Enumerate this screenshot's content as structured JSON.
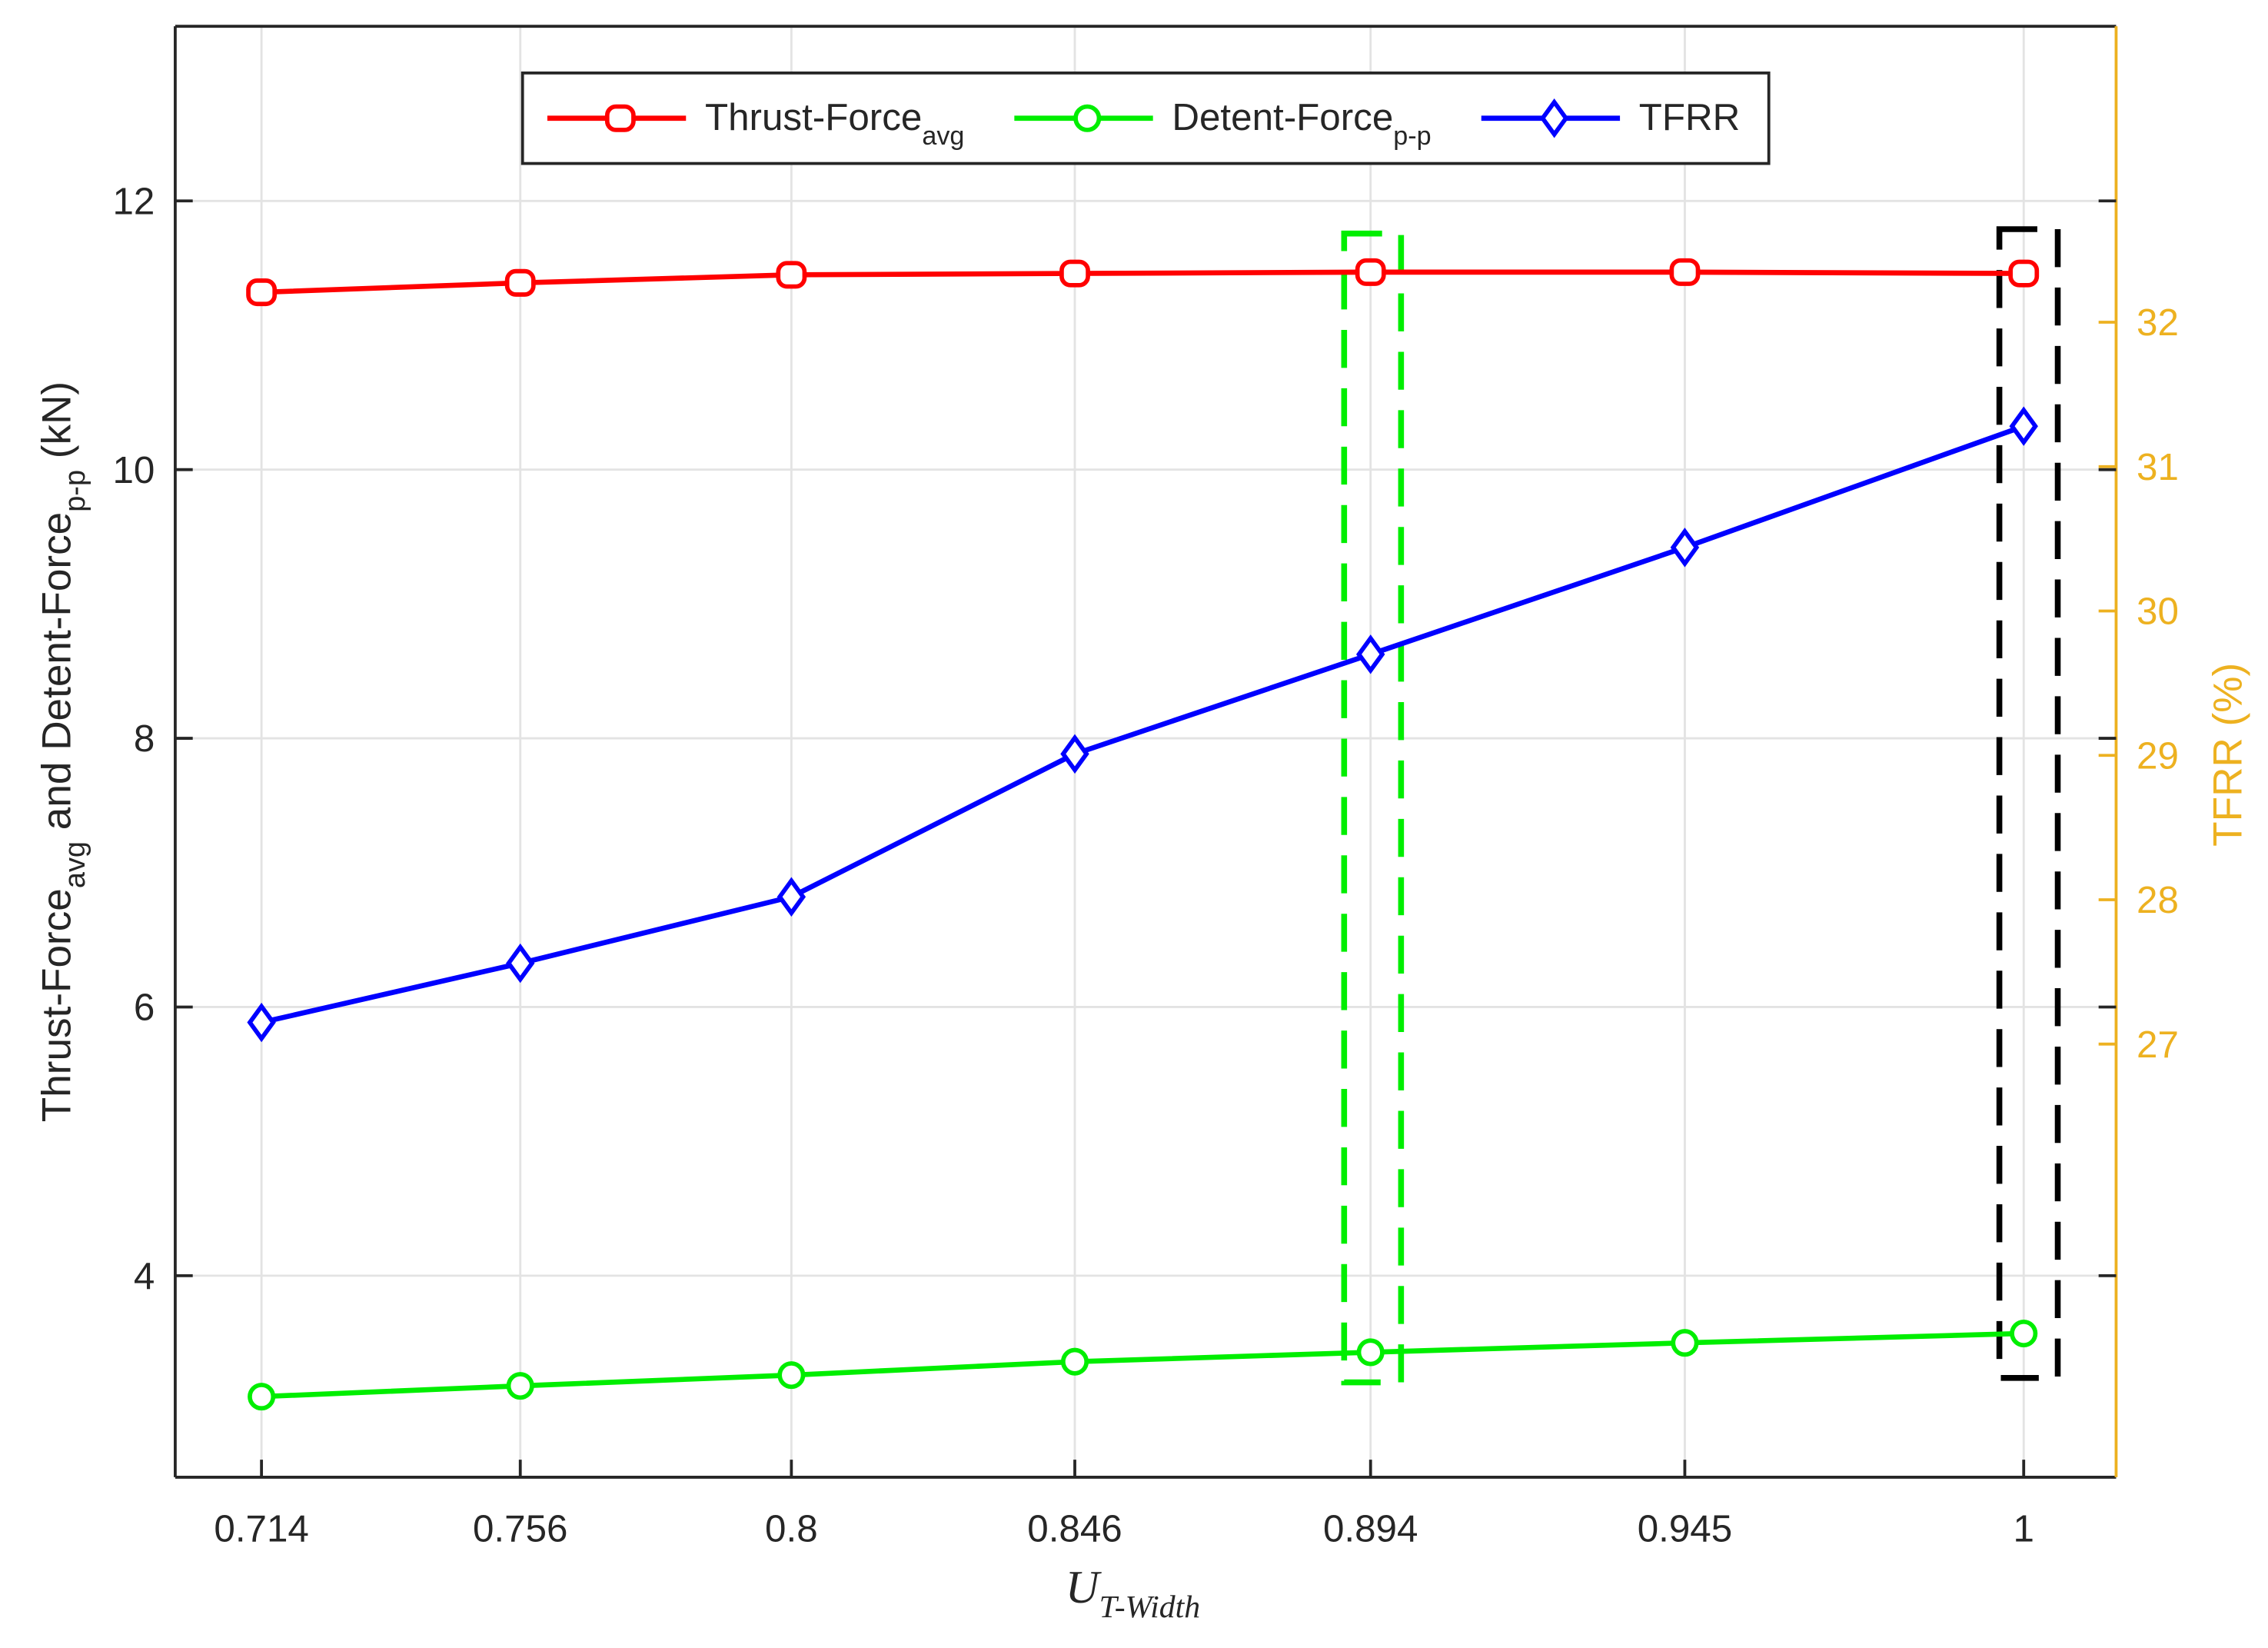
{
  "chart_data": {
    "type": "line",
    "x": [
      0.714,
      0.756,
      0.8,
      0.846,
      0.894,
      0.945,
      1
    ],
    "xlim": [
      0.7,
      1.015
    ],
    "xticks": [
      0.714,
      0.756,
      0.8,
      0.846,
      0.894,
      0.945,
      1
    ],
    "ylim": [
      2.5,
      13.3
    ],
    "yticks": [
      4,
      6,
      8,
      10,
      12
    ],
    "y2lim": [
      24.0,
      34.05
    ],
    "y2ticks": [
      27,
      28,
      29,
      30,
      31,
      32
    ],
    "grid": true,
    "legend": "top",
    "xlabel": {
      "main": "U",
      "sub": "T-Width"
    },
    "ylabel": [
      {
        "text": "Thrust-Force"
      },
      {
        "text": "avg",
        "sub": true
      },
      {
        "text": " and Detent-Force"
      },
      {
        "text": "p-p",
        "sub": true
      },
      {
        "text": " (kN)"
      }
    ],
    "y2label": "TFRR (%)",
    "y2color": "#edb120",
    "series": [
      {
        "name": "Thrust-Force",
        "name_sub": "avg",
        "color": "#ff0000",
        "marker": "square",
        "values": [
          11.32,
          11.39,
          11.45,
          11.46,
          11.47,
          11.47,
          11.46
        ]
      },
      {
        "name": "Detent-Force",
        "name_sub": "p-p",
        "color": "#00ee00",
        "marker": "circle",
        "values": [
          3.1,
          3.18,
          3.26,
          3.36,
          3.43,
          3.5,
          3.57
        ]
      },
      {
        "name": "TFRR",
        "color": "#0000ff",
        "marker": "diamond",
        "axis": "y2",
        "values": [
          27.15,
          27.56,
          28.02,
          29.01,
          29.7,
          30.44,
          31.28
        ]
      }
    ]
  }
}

→ What is required: Repeat the listing above exactly, with no pictures.

→ Finished answer:
Enumerate this screenshot's content as structured JSON.
{
  "chart_data": {
    "type": "line",
    "x": [
      0.714,
      0.756,
      0.8,
      0.846,
      0.894,
      0.945,
      1
    ],
    "xlim": [
      0.7,
      1.015
    ],
    "xticks": [
      0.714,
      0.756,
      0.8,
      0.846,
      0.894,
      0.945,
      1
    ],
    "ylim": [
      2.5,
      13.3
    ],
    "yticks": [
      4,
      6,
      8,
      10,
      12
    ],
    "y2lim": [
      24.0,
      34.05
    ],
    "y2ticks": [
      27,
      28,
      29,
      30,
      31,
      32
    ],
    "grid": true,
    "legend": "top",
    "xlabel": {
      "main": "U",
      "sub": "T-Width"
    },
    "ylabel": [
      {
        "text": "Thrust-Force"
      },
      {
        "text": "avg",
        "sub": true
      },
      {
        "text": " and Detent-Force"
      },
      {
        "text": "p-p",
        "sub": true
      },
      {
        "text": " (kN)"
      }
    ],
    "y2label": "TFRR (%)",
    "y2color": "#edb120",
    "series": [
      {
        "name": "Thrust-Force",
        "name_sub": "avg",
        "color": "#ff0000",
        "marker": "square",
        "values": [
          11.32,
          11.39,
          11.45,
          11.46,
          11.47,
          11.47,
          11.46
        ]
      },
      {
        "name": "Detent-Force",
        "name_sub": "p-p",
        "color": "#00ee00",
        "marker": "circle",
        "values": [
          3.1,
          3.18,
          3.26,
          3.36,
          3.43,
          3.5,
          3.57
        ]
      },
      {
        "name": "TFRR",
        "color": "#0000ff",
        "marker": "diamond",
        "axis": "y2",
        "values": [
          27.15,
          27.56,
          28.02,
          29.01,
          29.7,
          30.44,
          31.28
        ]
      }
    ]
  }
}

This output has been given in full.